== Set problem ==
Reproduce every record below exactly as it appears.
☆ ☆ ☆
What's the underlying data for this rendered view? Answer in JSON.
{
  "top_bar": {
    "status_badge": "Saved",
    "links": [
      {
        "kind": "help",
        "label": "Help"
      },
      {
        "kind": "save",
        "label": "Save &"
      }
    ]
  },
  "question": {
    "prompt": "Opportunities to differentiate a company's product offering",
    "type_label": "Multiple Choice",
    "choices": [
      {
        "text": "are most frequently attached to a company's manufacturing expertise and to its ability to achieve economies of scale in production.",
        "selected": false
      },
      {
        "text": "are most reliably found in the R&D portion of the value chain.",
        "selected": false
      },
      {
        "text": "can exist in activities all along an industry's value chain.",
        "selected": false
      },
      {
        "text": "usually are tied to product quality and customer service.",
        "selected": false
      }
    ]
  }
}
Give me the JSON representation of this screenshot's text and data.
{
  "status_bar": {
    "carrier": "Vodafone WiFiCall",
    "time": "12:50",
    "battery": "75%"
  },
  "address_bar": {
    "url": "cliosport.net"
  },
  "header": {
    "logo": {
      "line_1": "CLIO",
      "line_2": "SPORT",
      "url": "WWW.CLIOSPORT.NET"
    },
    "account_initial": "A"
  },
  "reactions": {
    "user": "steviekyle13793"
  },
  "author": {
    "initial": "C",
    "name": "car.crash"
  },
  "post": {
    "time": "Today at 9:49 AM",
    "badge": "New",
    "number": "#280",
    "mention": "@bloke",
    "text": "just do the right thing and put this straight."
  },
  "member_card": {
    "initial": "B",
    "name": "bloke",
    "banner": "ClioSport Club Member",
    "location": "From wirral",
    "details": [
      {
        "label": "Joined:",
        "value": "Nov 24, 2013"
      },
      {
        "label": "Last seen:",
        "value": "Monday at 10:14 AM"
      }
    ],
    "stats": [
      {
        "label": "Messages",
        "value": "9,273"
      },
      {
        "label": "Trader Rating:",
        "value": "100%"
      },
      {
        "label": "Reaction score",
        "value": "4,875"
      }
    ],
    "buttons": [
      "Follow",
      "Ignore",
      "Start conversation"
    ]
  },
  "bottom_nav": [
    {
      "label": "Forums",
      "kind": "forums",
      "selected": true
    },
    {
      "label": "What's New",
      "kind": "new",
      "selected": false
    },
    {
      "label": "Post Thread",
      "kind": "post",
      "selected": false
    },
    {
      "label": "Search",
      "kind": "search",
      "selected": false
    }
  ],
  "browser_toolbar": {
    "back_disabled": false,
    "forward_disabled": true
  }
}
☆ ☆ ☆
== Solution for this task ==
What's the underlying data for this rendered view? Answer in JSON.
{
  "top_bar": {
    "status_badge": "Saved",
    "links": [
      {
        "kind": "help",
        "label": "Help"
      },
      {
        "kind": "save",
        "label": "Save &"
      }
    ]
  },
  "question": {
    "prompt": "Opportunities to differentiate a company's product offering",
    "type_label": "Multiple Choice",
    "choices": [
      {
        "text": "are most frequently attached to a company's manufacturing expertise and to its ability to achieve economies of scale in production.",
        "selected": false
      },
      {
        "text": "are most reliably found in the R&D portion of the value chain.",
        "selected": false
      },
      {
        "text": "can exist in activities all along an industry's value chain.",
        "selected": false
      },
      {
        "text": "usually are tied to product quality and customer service.",
        "selected": false
      }
    ]
  }
}
Give me the JSON representation of this screenshot's text and data.
{
  "status_bar": {
    "carrier": "Vodafone WiFiCall",
    "time": "12:50",
    "battery": "75%"
  },
  "address_bar": {
    "url": "cliosport.net"
  },
  "header": {
    "logo": {
      "line_1": "CLIO",
      "line_2": "SPORT",
      "url": "WWW.CLIOSPORT.NET"
    },
    "account_initial": "A"
  },
  "reactions": {
    "user": "steviekyle13793"
  },
  "author": {
    "initial": "C",
    "name": "car.crash"
  },
  "post": {
    "time": "Today at 9:49 AM",
    "badge": "New",
    "number": "#280",
    "mention": "@bloke",
    "text": "just do the right thing and put this straight."
  },
  "member_card": {
    "initial": "B",
    "name": "bloke",
    "banner": "ClioSport Club Member",
    "location": "From wirral",
    "details": [
      {
        "label": "Joined:",
        "value": "Nov 24, 2013"
      },
      {
        "label": "Last seen:",
        "value": "Monday at 10:14 AM"
      }
    ],
    "stats": [
      {
        "label": "Messages",
        "value": "9,273"
      },
      {
        "label": "Trader Rating:",
        "value": "100%"
      },
      {
        "label": "Reaction score",
        "value": "4,875"
      }
    ],
    "buttons": [
      "Follow",
      "Ignore",
      "Start conversation"
    ]
  },
  "bottom_nav": [
    {
      "label": "Forums",
      "kind": "forums",
      "selected": true
    },
    {
      "label": "What's New",
      "kind": "new",
      "selected": false
    },
    {
      "label": "Post Thread",
      "kind": "post",
      "selected": false
    },
    {
      "label": "Search",
      "kind": "search",
      "selected": false
    }
  ],
  "browser_toolbar": {
    "back_disabled": false,
    "forward_disabled": true
  }
}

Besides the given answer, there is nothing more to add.